> **Some records**
○ ○ ○

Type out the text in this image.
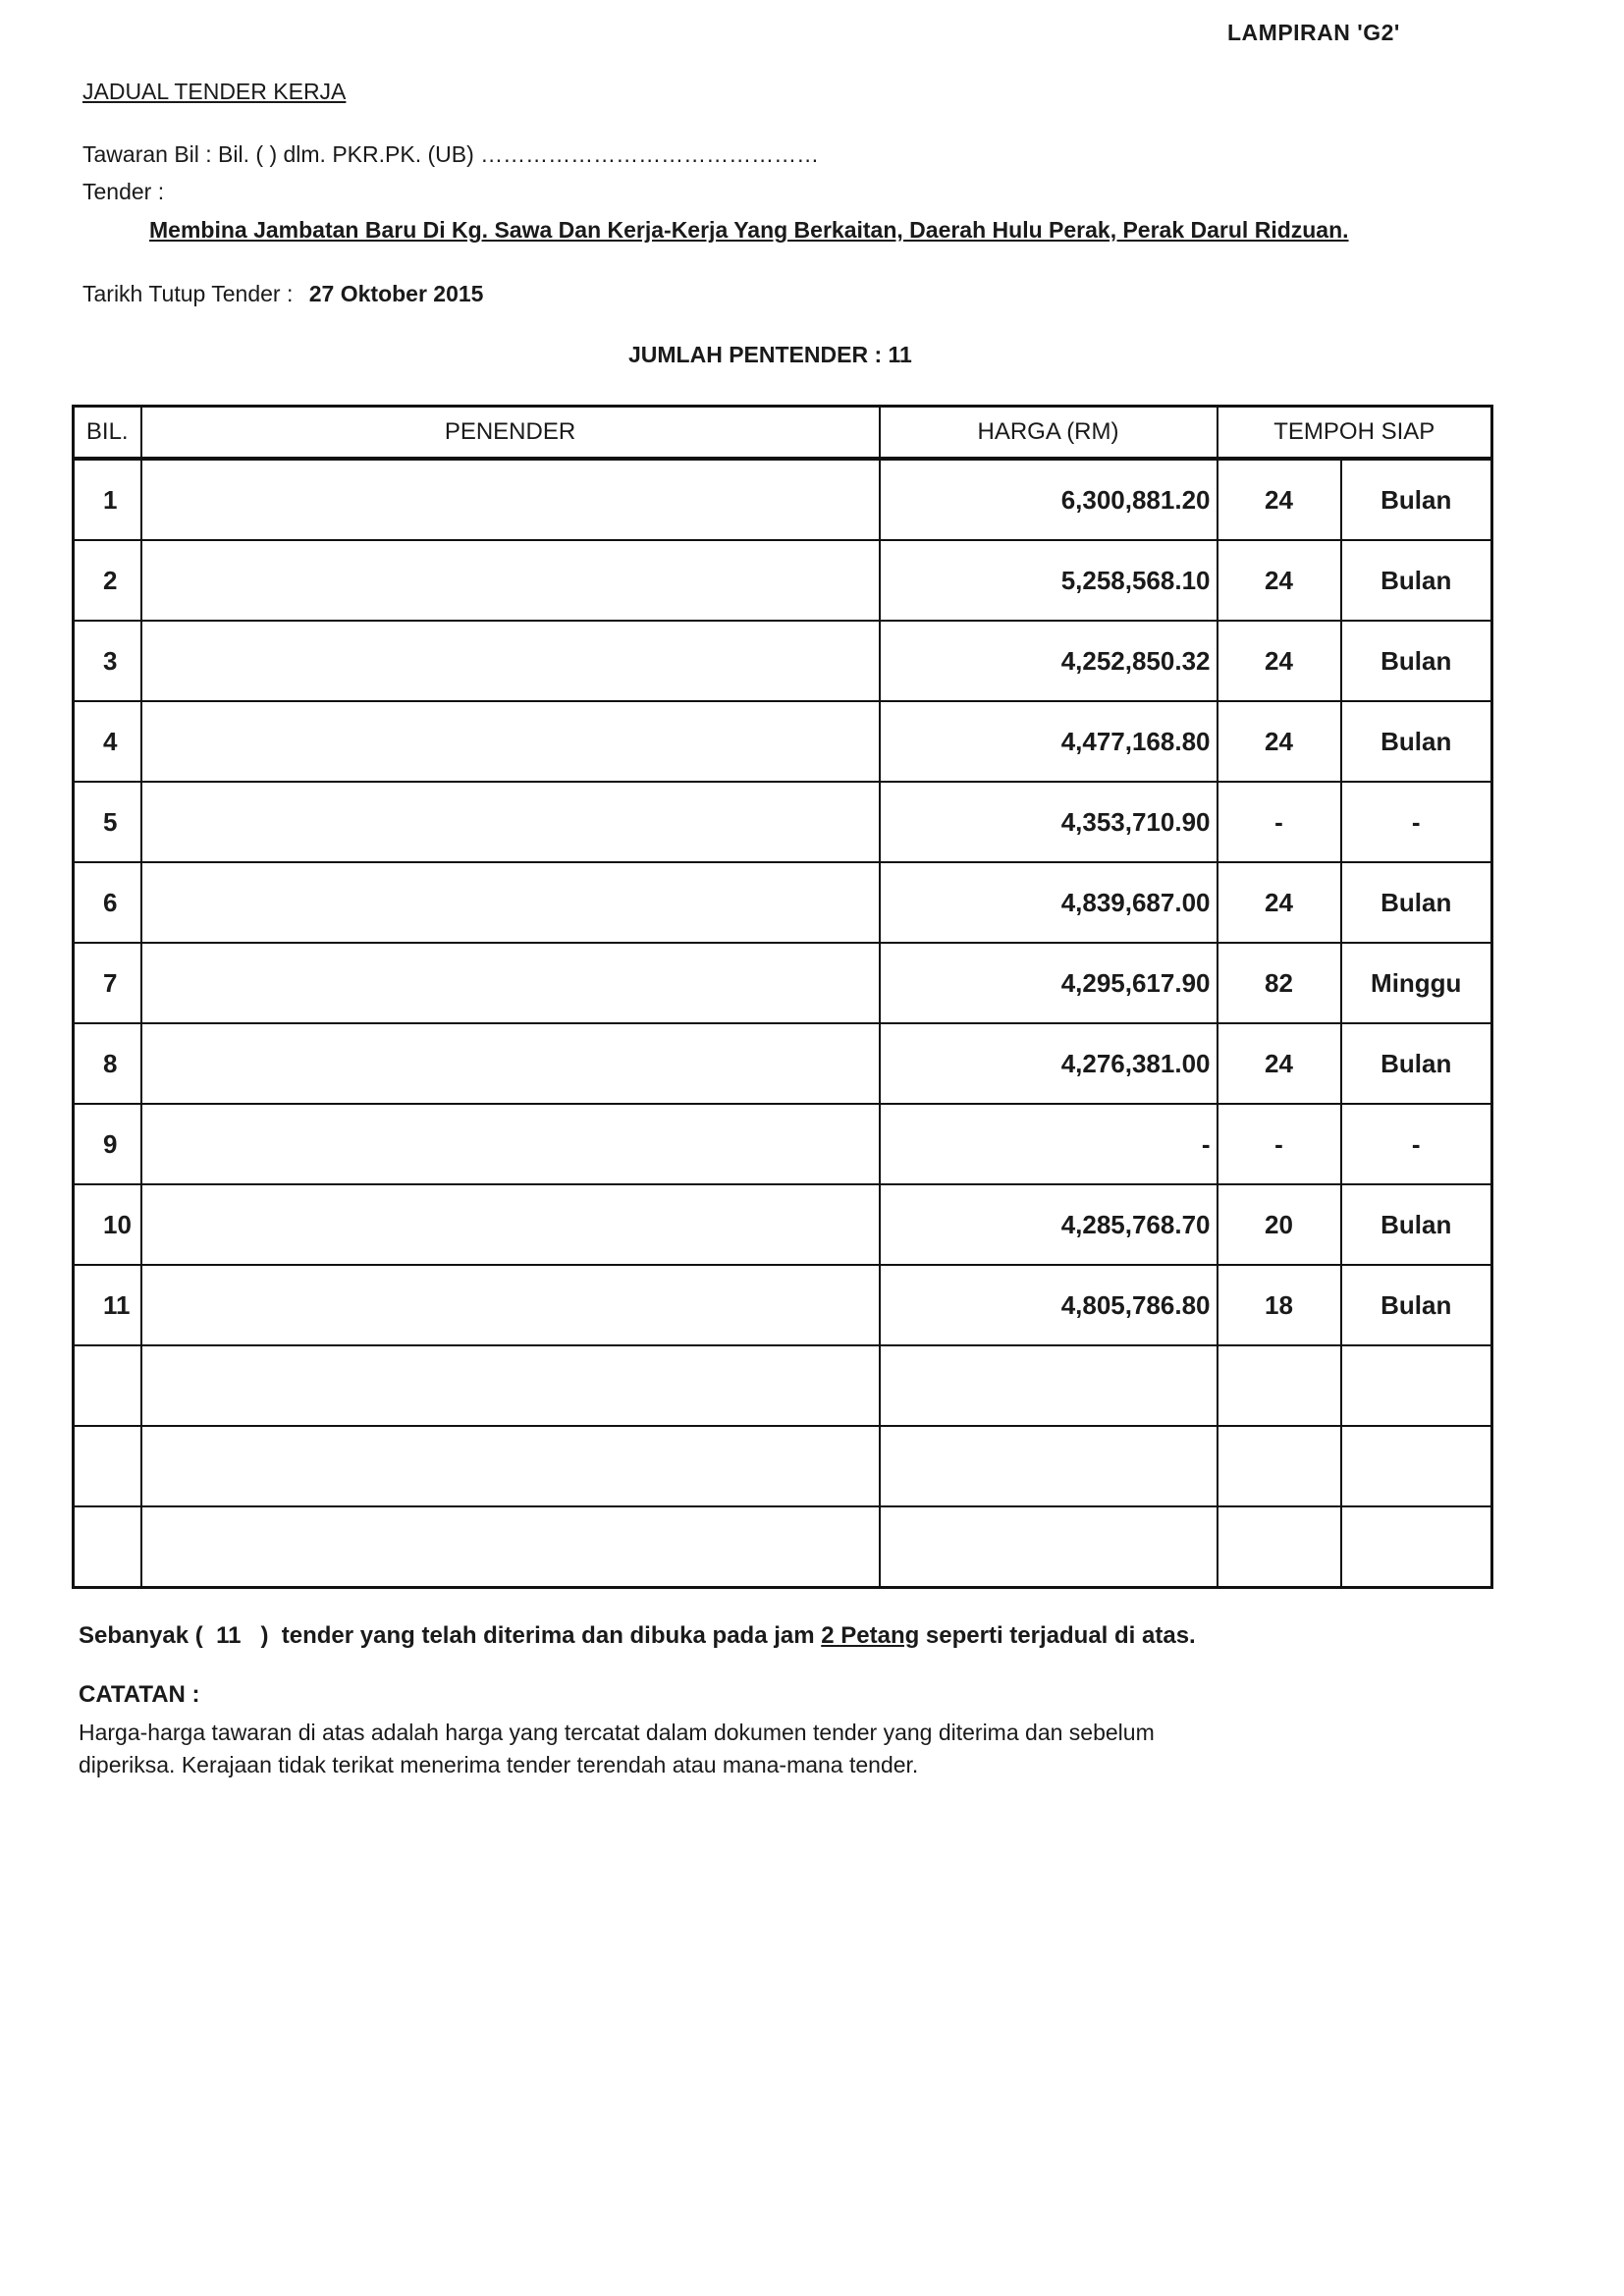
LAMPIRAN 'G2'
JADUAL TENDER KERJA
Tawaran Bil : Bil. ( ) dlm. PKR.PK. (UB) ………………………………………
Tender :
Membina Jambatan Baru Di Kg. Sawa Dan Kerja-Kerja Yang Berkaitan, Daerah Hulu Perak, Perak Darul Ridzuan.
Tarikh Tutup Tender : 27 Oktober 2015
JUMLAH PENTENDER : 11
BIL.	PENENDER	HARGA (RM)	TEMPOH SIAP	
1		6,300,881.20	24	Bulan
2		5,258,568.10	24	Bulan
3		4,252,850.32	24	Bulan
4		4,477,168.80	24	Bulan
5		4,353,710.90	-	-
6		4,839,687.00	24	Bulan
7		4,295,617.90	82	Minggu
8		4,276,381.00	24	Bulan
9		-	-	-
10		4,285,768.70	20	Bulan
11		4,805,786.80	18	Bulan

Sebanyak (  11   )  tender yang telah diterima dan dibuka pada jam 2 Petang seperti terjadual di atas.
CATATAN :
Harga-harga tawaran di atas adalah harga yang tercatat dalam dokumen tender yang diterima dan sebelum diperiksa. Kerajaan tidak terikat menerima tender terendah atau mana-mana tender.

○ ○ ○

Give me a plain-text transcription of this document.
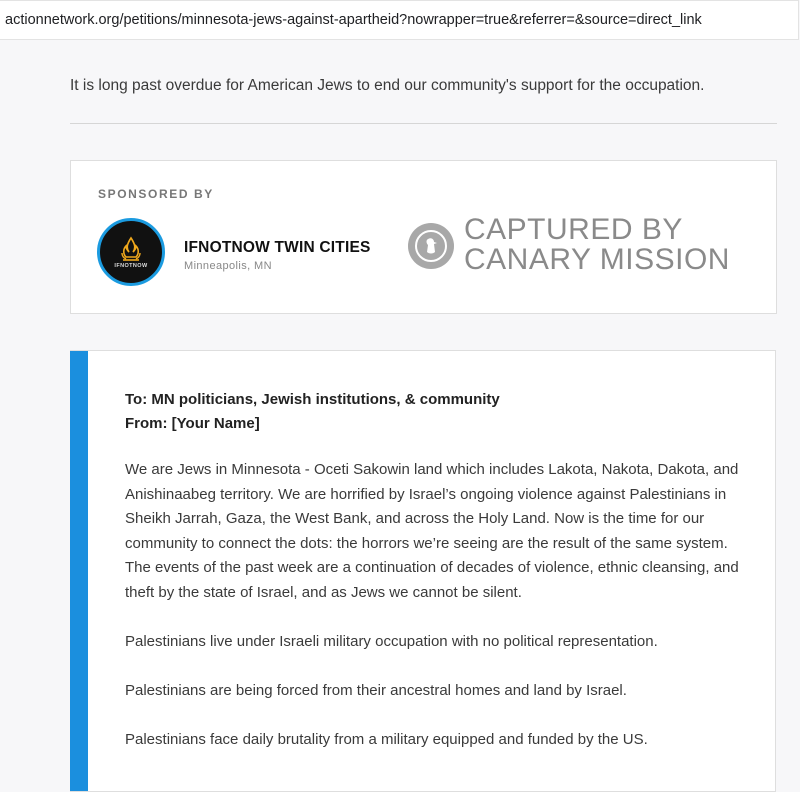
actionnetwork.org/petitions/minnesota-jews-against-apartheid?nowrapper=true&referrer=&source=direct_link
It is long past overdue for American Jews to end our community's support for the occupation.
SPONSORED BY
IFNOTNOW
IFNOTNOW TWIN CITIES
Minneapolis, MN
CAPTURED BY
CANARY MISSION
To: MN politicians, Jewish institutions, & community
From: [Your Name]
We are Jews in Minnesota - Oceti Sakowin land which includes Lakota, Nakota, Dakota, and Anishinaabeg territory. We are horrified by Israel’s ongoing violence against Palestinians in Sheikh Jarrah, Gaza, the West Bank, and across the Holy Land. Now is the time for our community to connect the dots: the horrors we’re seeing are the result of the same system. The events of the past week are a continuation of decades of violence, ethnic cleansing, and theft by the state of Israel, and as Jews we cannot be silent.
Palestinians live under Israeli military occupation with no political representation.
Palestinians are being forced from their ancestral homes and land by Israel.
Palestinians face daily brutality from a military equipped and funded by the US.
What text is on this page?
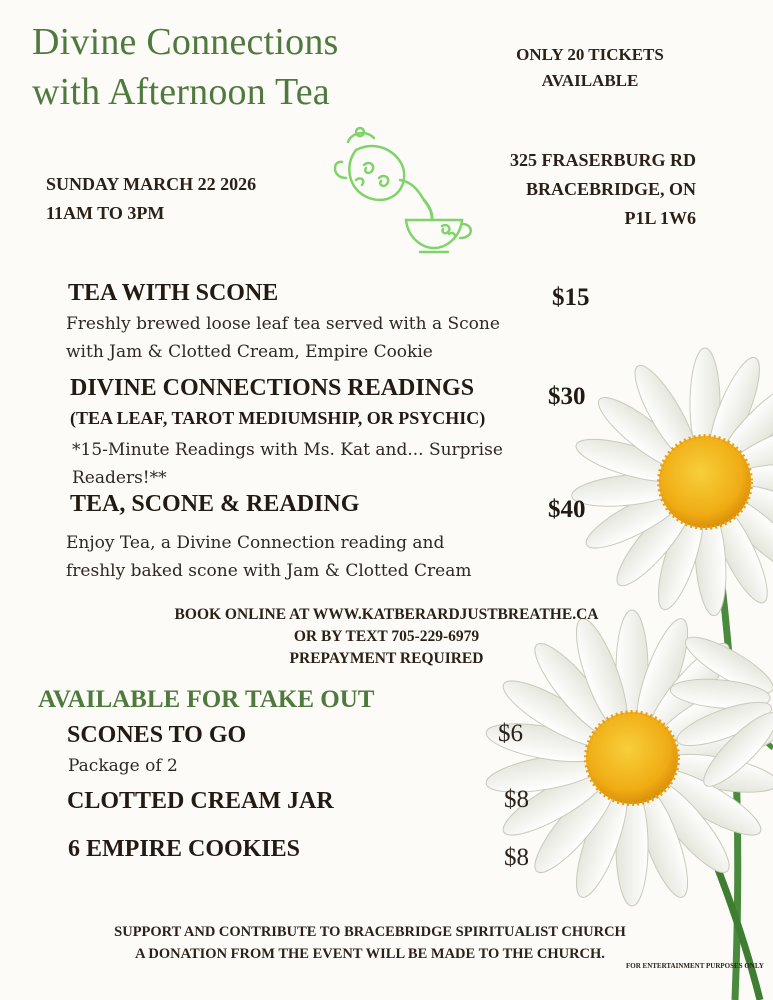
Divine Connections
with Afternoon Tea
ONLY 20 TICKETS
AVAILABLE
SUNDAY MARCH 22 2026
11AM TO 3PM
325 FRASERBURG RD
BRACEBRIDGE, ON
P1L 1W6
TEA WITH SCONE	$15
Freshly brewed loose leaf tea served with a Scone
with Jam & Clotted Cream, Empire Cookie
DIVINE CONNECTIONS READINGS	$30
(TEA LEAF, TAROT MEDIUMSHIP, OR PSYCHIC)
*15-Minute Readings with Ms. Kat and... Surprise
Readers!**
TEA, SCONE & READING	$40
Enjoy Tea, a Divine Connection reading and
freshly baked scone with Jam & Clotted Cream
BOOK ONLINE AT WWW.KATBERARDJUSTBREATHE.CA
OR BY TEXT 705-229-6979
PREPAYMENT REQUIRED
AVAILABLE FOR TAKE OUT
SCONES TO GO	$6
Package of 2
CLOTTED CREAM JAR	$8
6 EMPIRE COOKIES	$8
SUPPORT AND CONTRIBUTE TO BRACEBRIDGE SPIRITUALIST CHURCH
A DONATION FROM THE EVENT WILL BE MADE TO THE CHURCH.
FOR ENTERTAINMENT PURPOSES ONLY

○ ○ ○

> **SHORT TASK**
Select from the material above each line in which the string "atas" appears, and list those lines.

> **COMPLETE RESPONSE**
Sebanyak (  11   )  tender yang telah diterima dan dibuka pada jam 2 Petang seperti terjadual di atas.
Harga-harga tawaran di atas adalah harga yang tercatat dalam dokumen tender yang diterima dan sebelum diperiksa. Kerajaan tidak terikat menerima tender terendah atau mana-mana tender.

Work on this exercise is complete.